EXERCISE GOAL:
Exactly as written, print each record in the listing.

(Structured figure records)
----
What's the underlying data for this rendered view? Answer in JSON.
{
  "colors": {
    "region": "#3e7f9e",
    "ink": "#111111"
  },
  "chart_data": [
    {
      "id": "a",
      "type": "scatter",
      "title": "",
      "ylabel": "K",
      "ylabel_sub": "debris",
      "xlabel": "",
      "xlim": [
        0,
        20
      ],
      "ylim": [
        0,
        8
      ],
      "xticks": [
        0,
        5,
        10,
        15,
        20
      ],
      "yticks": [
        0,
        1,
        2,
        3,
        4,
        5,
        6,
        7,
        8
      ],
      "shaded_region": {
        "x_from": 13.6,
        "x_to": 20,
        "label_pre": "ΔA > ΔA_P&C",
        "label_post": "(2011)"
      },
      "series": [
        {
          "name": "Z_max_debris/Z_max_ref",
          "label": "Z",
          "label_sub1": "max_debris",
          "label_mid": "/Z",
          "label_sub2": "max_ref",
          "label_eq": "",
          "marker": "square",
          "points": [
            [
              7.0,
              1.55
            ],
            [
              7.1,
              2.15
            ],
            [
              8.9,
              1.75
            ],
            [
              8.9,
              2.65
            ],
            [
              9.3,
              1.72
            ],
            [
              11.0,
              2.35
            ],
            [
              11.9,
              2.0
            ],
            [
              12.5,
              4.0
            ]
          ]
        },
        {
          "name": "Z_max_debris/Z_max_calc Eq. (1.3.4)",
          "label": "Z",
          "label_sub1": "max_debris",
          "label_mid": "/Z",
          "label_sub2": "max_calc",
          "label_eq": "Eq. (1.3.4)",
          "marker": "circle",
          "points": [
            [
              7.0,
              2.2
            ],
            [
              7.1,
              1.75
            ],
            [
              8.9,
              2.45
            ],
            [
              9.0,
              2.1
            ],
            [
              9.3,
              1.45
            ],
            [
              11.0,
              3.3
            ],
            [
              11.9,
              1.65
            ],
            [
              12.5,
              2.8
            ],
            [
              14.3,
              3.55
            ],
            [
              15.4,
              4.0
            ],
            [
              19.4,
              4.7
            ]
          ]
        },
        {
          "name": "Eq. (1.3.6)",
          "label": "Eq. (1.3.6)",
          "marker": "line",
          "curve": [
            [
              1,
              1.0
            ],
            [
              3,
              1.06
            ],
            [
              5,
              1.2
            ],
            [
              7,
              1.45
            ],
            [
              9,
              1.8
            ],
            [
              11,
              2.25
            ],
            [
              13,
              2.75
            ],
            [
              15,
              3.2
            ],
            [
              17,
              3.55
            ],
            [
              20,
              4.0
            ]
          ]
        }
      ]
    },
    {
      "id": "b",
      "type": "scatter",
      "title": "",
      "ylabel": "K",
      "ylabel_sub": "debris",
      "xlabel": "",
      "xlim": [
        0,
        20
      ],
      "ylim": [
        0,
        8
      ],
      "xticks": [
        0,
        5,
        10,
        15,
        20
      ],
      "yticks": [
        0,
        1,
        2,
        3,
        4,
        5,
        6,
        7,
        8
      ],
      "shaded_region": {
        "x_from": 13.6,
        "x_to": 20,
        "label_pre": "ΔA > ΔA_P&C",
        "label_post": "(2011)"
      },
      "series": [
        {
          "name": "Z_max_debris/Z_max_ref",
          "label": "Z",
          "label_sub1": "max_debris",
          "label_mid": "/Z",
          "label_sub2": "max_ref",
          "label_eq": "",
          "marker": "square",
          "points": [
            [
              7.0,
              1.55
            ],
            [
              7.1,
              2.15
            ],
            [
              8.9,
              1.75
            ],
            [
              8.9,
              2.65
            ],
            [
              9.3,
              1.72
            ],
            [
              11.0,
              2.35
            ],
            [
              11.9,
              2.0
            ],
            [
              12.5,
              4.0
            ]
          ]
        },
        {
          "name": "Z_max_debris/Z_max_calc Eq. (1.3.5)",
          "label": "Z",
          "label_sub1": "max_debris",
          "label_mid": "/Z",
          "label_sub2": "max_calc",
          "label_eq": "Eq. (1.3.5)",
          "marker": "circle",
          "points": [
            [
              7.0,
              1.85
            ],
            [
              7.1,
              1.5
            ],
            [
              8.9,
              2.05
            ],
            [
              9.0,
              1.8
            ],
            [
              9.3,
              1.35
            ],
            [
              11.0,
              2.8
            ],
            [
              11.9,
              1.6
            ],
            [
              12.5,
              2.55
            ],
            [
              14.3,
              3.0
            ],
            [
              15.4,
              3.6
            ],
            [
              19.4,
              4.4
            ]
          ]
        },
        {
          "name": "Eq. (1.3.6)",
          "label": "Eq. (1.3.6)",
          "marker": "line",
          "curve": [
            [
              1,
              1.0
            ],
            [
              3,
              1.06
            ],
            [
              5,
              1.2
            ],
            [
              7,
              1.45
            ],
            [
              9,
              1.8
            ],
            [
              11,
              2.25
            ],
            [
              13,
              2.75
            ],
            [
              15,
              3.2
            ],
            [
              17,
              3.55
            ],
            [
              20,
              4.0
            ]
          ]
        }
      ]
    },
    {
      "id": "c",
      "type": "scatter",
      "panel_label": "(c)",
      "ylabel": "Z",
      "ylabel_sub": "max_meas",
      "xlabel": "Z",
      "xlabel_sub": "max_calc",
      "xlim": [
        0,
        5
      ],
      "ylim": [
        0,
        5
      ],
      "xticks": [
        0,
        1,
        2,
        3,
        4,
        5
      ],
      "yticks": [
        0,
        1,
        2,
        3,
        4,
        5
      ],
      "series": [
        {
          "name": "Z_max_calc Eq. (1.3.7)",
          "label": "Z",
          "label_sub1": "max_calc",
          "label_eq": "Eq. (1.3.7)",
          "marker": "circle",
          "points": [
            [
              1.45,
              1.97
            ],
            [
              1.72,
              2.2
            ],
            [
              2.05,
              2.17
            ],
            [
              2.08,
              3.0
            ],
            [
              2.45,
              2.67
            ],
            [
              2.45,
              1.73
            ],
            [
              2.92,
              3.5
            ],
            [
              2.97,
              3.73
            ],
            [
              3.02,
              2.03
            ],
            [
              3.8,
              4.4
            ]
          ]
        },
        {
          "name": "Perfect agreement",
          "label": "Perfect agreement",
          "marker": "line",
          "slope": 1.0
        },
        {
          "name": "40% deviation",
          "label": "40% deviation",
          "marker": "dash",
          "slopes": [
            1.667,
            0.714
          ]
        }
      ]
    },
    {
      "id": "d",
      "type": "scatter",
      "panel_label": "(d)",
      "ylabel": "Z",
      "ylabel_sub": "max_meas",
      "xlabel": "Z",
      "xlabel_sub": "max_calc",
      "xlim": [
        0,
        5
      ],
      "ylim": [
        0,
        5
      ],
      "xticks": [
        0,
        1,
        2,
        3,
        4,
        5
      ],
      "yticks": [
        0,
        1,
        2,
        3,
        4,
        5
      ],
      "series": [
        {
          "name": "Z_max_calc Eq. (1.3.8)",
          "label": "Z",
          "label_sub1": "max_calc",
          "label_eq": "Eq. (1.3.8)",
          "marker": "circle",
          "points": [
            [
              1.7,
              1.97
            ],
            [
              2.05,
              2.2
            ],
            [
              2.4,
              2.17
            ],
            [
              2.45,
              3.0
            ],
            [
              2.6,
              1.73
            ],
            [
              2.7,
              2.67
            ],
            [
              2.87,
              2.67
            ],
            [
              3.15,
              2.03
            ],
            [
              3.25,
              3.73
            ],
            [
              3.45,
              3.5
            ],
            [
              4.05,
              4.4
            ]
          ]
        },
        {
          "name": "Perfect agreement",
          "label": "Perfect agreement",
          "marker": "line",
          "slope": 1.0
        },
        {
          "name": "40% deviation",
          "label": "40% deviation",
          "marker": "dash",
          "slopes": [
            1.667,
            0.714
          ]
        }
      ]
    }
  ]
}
----
EXERCISE RESULT:
What's the underlying data for this rendered view? Answer in JSON.
{
  "colors": {
    "region": "#3e7f9e",
    "ink": "#111111"
  },
  "chart_data": [
    {
      "id": "a",
      "type": "scatter",
      "title": "",
      "ylabel": "K",
      "ylabel_sub": "debris",
      "xlabel": "",
      "xlim": [
        0,
        20
      ],
      "ylim": [
        0,
        8
      ],
      "xticks": [
        0,
        5,
        10,
        15,
        20
      ],
      "yticks": [
        0,
        1,
        2,
        3,
        4,
        5,
        6,
        7,
        8
      ],
      "shaded_region": {
        "x_from": 13.6,
        "x_to": 20,
        "label_pre": "ΔA > ΔA_P&C",
        "label_post": "(2011)"
      },
      "series": [
        {
          "name": "Z_max_debris/Z_max_ref",
          "label": "Z",
          "label_sub1": "max_debris",
          "label_mid": "/Z",
          "label_sub2": "max_ref",
          "label_eq": "",
          "marker": "square",
          "points": [
            [
              7.0,
              1.55
            ],
            [
              7.1,
              2.15
            ],
            [
              8.9,
              1.75
            ],
            [
              8.9,
              2.65
            ],
            [
              9.3,
              1.72
            ],
            [
              11.0,
              2.35
            ],
            [
              11.9,
              2.0
            ],
            [
              12.5,
              4.0
            ]
          ]
        },
        {
          "name": "Z_max_debris/Z_max_calc Eq. (1.3.4)",
          "label": "Z",
          "label_sub1": "max_debris",
          "label_mid": "/Z",
          "label_sub2": "max_calc",
          "label_eq": "Eq. (1.3.4)",
          "marker": "circle",
          "points": [
            [
              7.0,
              2.2
            ],
            [
              7.1,
              1.75
            ],
            [
              8.9,
              2.45
            ],
            [
              9.0,
              2.1
            ],
            [
              9.3,
              1.45
            ],
            [
              11.0,
              3.3
            ],
            [
              11.9,
              1.65
            ],
            [
              12.5,
              2.8
            ],
            [
              14.3,
              3.55
            ],
            [
              15.4,
              4.0
            ],
            [
              19.4,
              4.7
            ]
          ]
        },
        {
          "name": "Eq. (1.3.6)",
          "label": "Eq. (1.3.6)",
          "marker": "line",
          "curve": [
            [
              1,
              1.0
            ],
            [
              3,
              1.06
            ],
            [
              5,
              1.2
            ],
            [
              7,
              1.45
            ],
            [
              9,
              1.8
            ],
            [
              11,
              2.25
            ],
            [
              13,
              2.75
            ],
            [
              15,
              3.2
            ],
            [
              17,
              3.55
            ],
            [
              20,
              4.0
            ]
          ]
        }
      ]
    },
    {
      "id": "b",
      "type": "scatter",
      "title": "",
      "ylabel": "K",
      "ylabel_sub": "debris",
      "xlabel": "",
      "xlim": [
        0,
        20
      ],
      "ylim": [
        0,
        8
      ],
      "xticks": [
        0,
        5,
        10,
        15,
        20
      ],
      "yticks": [
        0,
        1,
        2,
        3,
        4,
        5,
        6,
        7,
        8
      ],
      "shaded_region": {
        "x_from": 13.6,
        "x_to": 20,
        "label_pre": "ΔA > ΔA_P&C",
        "label_post": "(2011)"
      },
      "series": [
        {
          "name": "Z_max_debris/Z_max_ref",
          "label": "Z",
          "label_sub1": "max_debris",
          "label_mid": "/Z",
          "label_sub2": "max_ref",
          "label_eq": "",
          "marker": "square",
          "points": [
            [
              7.0,
              1.55
            ],
            [
              7.1,
              2.15
            ],
            [
              8.9,
              1.75
            ],
            [
              8.9,
              2.65
            ],
            [
              9.3,
              1.72
            ],
            [
              11.0,
              2.35
            ],
            [
              11.9,
              2.0
            ],
            [
              12.5,
              4.0
            ]
          ]
        },
        {
          "name": "Z_max_debris/Z_max_calc Eq. (1.3.5)",
          "label": "Z",
          "label_sub1": "max_debris",
          "label_mid": "/Z",
          "label_sub2": "max_calc",
          "label_eq": "Eq. (1.3.5)",
          "marker": "circle",
          "points": [
            [
              7.0,
              1.85
            ],
            [
              7.1,
              1.5
            ],
            [
              8.9,
              2.05
            ],
            [
              9.0,
              1.8
            ],
            [
              9.3,
              1.35
            ],
            [
              11.0,
              2.8
            ],
            [
              11.9,
              1.6
            ],
            [
              12.5,
              2.55
            ],
            [
              14.3,
              3.0
            ],
            [
              15.4,
              3.6
            ],
            [
              19.4,
              4.4
            ]
          ]
        },
        {
          "name": "Eq. (1.3.6)",
          "label": "Eq. (1.3.6)",
          "marker": "line",
          "curve": [
            [
              1,
              1.0
            ],
            [
              3,
              1.06
            ],
            [
              5,
              1.2
            ],
            [
              7,
              1.45
            ],
            [
              9,
              1.8
            ],
            [
              11,
              2.25
            ],
            [
              13,
              2.75
            ],
            [
              15,
              3.2
            ],
            [
              17,
              3.55
            ],
            [
              20,
              4.0
            ]
          ]
        }
      ]
    },
    {
      "id": "c",
      "type": "scatter",
      "panel_label": "(c)",
      "ylabel": "Z",
      "ylabel_sub": "max_meas",
      "xlabel": "Z",
      "xlabel_sub": "max_calc",
      "xlim": [
        0,
        5
      ],
      "ylim": [
        0,
        5
      ],
      "xticks": [
        0,
        1,
        2,
        3,
        4,
        5
      ],
      "yticks": [
        0,
        1,
        2,
        3,
        4,
        5
      ],
      "series": [
        {
          "name": "Z_max_calc Eq. (1.3.7)",
          "label": "Z",
          "label_sub1": "max_calc",
          "label_eq": "Eq. (1.3.7)",
          "marker": "circle",
          "points": [
            [
              1.45,
              1.97
            ],
            [
              1.72,
              2.2
            ],
            [
              2.05,
              2.17
            ],
            [
              2.08,
              3.0
            ],
            [
              2.45,
              2.67
            ],
            [
              2.45,
              1.73
            ],
            [
              2.92,
              3.5
            ],
            [
              2.97,
              3.73
            ],
            [
              3.02,
              2.03
            ],
            [
              3.8,
              4.4
            ]
          ]
        },
        {
          "name": "Perfect agreement",
          "label": "Perfect agreement",
          "marker": "line",
          "slope": 1.0
        },
        {
          "name": "40% deviation",
          "label": "40% deviation",
          "marker": "dash",
          "slopes": [
            1.667,
            0.714
          ]
        }
      ]
    },
    {
      "id": "d",
      "type": "scatter",
      "panel_label": "(d)",
      "ylabel": "Z",
      "ylabel_sub": "max_meas",
      "xlabel": "Z",
      "xlabel_sub": "max_calc",
      "xlim": [
        0,
        5
      ],
      "ylim": [
        0,
        5
      ],
      "xticks": [
        0,
        1,
        2,
        3,
        4,
        5
      ],
      "yticks": [
        0,
        1,
        2,
        3,
        4,
        5
      ],
      "series": [
        {
          "name": "Z_max_calc Eq. (1.3.8)",
          "label": "Z",
          "label_sub1": "max_calc",
          "label_eq": "Eq. (1.3.8)",
          "marker": "circle",
          "points": [
            [
              1.7,
              1.97
            ],
            [
              2.05,
              2.2
            ],
            [
              2.4,
              2.17
            ],
            [
              2.45,
              3.0
            ],
            [
              2.6,
              1.73
            ],
            [
              2.7,
              2.67
            ],
            [
              2.87,
              2.67
            ],
            [
              3.15,
              2.03
            ],
            [
              3.25,
              3.73
            ],
            [
              3.45,
              3.5
            ],
            [
              4.05,
              4.4
            ]
          ]
        },
        {
          "name": "Perfect agreement",
          "label": "Perfect agreement",
          "marker": "line",
          "slope": 1.0
        },
        {
          "name": "40% deviation",
          "label": "40% deviation",
          "marker": "dash",
          "slopes": [
            1.667,
            0.714
          ]
        }
      ]
    }
  ]
}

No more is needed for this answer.